Archaeological site in Tamil Nadu, India

Keezhadi, or Keeladi (/ta/, ISO: ), is a Sangam period settlement site, where excavation is being carried out by the Archaeological Survey of India (ASI) and the Tamil Nadu State Department of Archaeology. This site is located near the town of Keezhadi in Sivaganga district, Tamil Nadu, about 12 km southeast of Madurai. The settlement lies on the bank of the Vaigai River and reflects the ancient culture of Tamil Nadu. Epigraphist V. Vedachalam, who served as a domain expert for the excavation, dated the excavated remains between 6th century BCE and 3rd century BCE. However, the claimed dating of Tamil-Brahmi potsherd inscriptions to pre-3rd century BCE has been questioned due to lack of detailed information in published reports, and because of disturbances in the stratigraphy of the site — with many potsherds retrieved from mixed contexts of an ancient rubbish-dump cut as a large pit into deeper, older layers — making it doubtful whether any Tamil-Brahmi findings were from the same age as the dated charcoal samples, and the site remained occupied until the first century CE.

Records from a collection:
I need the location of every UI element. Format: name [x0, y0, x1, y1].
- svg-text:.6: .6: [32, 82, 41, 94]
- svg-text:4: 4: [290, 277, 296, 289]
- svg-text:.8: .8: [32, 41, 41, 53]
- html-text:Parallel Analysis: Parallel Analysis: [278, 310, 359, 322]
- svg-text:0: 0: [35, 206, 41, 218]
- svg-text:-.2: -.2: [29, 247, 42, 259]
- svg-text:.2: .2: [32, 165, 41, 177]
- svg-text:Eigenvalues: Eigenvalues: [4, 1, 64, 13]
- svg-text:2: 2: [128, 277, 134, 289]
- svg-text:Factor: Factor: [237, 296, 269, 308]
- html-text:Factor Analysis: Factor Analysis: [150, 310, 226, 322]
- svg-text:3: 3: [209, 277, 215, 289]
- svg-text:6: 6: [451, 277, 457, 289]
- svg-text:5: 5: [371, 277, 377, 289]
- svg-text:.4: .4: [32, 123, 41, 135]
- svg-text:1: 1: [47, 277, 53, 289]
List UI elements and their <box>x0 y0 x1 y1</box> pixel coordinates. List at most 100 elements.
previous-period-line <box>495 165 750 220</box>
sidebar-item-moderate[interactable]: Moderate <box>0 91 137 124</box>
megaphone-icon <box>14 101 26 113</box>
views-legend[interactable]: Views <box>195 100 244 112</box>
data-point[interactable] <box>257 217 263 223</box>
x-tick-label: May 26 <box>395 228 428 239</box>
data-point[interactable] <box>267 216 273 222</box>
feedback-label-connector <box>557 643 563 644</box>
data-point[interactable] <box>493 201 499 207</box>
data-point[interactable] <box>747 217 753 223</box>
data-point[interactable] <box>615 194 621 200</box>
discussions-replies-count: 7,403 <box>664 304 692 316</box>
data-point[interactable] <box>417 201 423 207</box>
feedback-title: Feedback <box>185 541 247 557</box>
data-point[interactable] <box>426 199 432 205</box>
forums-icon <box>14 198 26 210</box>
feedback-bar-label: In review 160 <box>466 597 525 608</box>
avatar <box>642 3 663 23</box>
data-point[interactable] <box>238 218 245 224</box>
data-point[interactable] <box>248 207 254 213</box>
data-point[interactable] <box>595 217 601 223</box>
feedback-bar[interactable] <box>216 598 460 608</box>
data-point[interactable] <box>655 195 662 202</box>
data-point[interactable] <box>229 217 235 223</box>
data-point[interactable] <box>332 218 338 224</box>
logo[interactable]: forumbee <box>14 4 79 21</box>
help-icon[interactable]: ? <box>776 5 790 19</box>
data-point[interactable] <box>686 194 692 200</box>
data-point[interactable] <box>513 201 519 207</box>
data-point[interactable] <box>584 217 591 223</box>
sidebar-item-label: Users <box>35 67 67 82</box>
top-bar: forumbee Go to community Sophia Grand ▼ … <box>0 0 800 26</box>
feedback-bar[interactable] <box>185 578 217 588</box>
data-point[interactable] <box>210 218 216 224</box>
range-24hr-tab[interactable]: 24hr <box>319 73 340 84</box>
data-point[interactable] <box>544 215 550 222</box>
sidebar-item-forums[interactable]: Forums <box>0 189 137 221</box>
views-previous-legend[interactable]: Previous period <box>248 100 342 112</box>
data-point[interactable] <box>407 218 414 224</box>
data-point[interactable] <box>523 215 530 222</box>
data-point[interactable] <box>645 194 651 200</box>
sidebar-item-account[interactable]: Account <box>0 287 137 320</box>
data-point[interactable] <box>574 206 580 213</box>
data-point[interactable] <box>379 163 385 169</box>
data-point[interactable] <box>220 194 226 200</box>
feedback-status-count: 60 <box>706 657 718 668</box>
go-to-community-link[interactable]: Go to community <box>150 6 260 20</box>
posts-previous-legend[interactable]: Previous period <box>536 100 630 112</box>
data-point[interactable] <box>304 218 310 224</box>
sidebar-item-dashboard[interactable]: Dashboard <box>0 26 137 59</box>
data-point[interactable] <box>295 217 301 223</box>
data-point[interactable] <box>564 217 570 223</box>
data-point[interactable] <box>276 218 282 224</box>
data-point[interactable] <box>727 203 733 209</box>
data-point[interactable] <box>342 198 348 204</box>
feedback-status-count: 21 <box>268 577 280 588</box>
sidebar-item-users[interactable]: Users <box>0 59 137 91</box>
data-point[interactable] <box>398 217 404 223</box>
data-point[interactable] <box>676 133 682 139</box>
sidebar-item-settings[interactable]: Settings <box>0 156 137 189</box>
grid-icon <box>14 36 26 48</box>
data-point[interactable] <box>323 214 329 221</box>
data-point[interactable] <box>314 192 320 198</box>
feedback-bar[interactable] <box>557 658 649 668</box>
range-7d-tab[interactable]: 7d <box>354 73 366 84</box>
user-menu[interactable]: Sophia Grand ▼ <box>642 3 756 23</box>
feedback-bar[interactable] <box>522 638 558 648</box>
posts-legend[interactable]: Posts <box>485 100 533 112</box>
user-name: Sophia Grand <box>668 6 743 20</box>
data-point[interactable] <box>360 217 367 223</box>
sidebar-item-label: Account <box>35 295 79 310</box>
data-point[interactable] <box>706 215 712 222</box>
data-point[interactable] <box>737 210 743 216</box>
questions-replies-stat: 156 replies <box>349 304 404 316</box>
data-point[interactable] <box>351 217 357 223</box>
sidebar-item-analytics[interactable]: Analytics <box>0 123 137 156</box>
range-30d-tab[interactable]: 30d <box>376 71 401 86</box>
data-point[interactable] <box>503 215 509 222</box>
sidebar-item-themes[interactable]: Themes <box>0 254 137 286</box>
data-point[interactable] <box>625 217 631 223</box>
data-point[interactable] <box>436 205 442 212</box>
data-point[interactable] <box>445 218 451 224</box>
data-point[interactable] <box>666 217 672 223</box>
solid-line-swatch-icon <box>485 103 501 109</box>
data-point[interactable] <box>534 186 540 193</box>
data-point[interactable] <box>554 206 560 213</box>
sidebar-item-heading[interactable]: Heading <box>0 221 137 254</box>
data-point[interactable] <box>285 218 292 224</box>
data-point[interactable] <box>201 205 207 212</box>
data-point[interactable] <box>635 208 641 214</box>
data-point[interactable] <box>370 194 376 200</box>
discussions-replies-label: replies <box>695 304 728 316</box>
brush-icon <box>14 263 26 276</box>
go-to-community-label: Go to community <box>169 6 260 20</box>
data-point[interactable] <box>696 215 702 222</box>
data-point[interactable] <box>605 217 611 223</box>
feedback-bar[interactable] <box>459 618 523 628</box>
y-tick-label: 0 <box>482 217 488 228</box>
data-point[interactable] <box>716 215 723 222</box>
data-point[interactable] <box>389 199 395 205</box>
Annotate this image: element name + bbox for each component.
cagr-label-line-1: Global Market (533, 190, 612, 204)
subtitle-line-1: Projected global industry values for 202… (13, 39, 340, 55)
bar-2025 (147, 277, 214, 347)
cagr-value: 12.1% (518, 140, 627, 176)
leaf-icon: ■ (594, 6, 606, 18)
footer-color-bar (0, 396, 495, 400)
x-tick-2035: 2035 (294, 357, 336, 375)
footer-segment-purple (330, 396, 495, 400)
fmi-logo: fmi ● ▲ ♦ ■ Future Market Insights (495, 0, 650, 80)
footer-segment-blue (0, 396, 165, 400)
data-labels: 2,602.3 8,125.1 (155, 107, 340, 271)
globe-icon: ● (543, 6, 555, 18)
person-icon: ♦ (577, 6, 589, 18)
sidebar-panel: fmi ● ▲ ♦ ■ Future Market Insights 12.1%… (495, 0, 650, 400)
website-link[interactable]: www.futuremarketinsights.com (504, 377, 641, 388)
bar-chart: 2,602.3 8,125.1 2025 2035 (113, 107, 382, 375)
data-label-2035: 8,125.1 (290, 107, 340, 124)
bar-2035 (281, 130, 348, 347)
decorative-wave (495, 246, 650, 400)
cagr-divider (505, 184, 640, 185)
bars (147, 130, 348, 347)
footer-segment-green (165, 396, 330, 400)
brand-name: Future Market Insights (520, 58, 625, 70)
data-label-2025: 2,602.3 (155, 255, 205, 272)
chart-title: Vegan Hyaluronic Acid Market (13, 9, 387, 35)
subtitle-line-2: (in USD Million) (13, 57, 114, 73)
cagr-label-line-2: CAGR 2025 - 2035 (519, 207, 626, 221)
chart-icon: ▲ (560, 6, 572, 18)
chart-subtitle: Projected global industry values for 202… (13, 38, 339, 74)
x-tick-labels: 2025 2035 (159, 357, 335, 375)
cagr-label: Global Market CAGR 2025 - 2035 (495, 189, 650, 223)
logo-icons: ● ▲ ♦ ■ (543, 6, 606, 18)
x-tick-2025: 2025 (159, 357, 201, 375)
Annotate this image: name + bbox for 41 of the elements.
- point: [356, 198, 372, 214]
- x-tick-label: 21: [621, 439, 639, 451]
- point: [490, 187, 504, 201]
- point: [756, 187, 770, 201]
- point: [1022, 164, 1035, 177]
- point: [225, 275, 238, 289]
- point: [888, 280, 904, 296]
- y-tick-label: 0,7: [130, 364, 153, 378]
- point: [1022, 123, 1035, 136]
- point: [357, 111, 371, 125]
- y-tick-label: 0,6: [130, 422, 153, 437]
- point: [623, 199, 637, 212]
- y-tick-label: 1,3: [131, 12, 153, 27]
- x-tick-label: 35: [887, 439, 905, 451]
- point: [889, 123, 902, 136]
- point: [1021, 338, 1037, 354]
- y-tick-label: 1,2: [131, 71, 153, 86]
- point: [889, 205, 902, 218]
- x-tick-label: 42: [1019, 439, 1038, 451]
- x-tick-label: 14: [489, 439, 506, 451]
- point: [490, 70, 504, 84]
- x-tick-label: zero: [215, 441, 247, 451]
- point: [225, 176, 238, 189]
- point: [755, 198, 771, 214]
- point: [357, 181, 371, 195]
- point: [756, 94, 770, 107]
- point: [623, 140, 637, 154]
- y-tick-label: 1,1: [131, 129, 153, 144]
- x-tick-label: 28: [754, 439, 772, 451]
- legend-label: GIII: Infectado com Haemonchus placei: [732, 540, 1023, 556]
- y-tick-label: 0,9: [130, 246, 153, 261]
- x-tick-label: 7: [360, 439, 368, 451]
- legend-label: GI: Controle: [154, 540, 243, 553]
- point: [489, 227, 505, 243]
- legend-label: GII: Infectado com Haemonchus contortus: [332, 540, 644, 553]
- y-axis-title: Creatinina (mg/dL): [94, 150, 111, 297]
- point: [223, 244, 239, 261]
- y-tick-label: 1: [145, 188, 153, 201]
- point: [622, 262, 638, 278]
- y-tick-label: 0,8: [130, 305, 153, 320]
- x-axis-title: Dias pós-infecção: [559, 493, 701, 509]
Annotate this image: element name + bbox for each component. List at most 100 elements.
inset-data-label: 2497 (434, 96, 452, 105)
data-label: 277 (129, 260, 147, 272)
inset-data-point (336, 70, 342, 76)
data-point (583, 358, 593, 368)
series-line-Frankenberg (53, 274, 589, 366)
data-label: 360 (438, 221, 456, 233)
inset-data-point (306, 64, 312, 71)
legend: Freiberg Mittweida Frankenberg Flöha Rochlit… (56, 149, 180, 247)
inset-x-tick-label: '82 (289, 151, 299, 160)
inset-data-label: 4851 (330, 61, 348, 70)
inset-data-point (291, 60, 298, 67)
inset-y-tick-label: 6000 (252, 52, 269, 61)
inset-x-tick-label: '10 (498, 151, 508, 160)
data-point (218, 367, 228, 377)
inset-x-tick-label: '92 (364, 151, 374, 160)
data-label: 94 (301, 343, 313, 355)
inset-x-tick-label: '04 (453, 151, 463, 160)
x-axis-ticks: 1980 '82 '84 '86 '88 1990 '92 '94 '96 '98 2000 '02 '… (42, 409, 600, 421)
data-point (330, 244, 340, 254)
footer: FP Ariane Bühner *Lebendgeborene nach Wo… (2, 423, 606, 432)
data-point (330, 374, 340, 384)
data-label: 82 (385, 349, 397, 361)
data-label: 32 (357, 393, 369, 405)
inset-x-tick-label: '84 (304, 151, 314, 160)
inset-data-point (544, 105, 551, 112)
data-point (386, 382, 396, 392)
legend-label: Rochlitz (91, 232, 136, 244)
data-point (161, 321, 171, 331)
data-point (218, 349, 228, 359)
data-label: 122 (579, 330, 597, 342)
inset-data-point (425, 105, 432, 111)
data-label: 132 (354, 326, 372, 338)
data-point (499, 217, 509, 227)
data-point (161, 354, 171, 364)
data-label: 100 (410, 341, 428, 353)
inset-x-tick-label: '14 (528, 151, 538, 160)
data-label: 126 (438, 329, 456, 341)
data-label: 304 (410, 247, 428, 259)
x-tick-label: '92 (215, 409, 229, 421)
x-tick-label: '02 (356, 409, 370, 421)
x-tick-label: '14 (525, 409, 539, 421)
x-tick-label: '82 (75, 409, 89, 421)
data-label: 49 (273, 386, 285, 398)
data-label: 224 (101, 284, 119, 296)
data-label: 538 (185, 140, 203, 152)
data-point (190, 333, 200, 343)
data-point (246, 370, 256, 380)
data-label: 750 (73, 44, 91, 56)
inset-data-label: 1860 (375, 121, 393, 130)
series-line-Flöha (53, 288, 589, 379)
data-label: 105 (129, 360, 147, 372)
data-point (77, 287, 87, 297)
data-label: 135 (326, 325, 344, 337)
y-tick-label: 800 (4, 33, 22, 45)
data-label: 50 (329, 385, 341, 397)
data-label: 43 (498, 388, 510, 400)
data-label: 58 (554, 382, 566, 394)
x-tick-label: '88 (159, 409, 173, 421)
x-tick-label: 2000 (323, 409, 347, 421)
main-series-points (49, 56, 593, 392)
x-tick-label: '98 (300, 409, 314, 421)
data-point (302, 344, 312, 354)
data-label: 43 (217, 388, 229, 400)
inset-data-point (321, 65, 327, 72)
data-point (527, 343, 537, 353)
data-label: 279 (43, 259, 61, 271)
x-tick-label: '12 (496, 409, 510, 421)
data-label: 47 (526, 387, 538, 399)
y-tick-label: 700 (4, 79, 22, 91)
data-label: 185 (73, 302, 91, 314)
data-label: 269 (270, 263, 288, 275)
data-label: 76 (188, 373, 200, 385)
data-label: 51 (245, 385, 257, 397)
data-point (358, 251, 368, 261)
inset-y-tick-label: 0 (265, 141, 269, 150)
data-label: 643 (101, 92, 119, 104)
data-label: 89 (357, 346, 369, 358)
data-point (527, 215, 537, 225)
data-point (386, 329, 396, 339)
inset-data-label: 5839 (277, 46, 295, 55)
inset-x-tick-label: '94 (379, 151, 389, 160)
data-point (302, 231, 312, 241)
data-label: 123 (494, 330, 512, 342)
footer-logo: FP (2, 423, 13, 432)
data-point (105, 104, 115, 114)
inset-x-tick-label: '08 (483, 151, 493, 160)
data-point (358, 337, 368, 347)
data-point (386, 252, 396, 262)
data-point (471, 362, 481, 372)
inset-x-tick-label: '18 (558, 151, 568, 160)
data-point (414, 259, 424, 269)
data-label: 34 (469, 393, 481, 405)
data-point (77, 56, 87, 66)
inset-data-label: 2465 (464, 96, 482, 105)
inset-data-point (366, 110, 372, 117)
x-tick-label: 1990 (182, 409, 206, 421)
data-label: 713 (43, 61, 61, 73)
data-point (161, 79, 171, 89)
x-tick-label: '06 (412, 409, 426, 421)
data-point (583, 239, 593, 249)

Instructions to follow: From the Keezhadi text, list every named geographic place: towns, districts, states, countries and rivers. Answer from the text alone.

Answer section:
- Keezhadi (also Keeladi)
- Sivaganga district
- Tamil Nadu
- India
- Madurai
- Vaigai River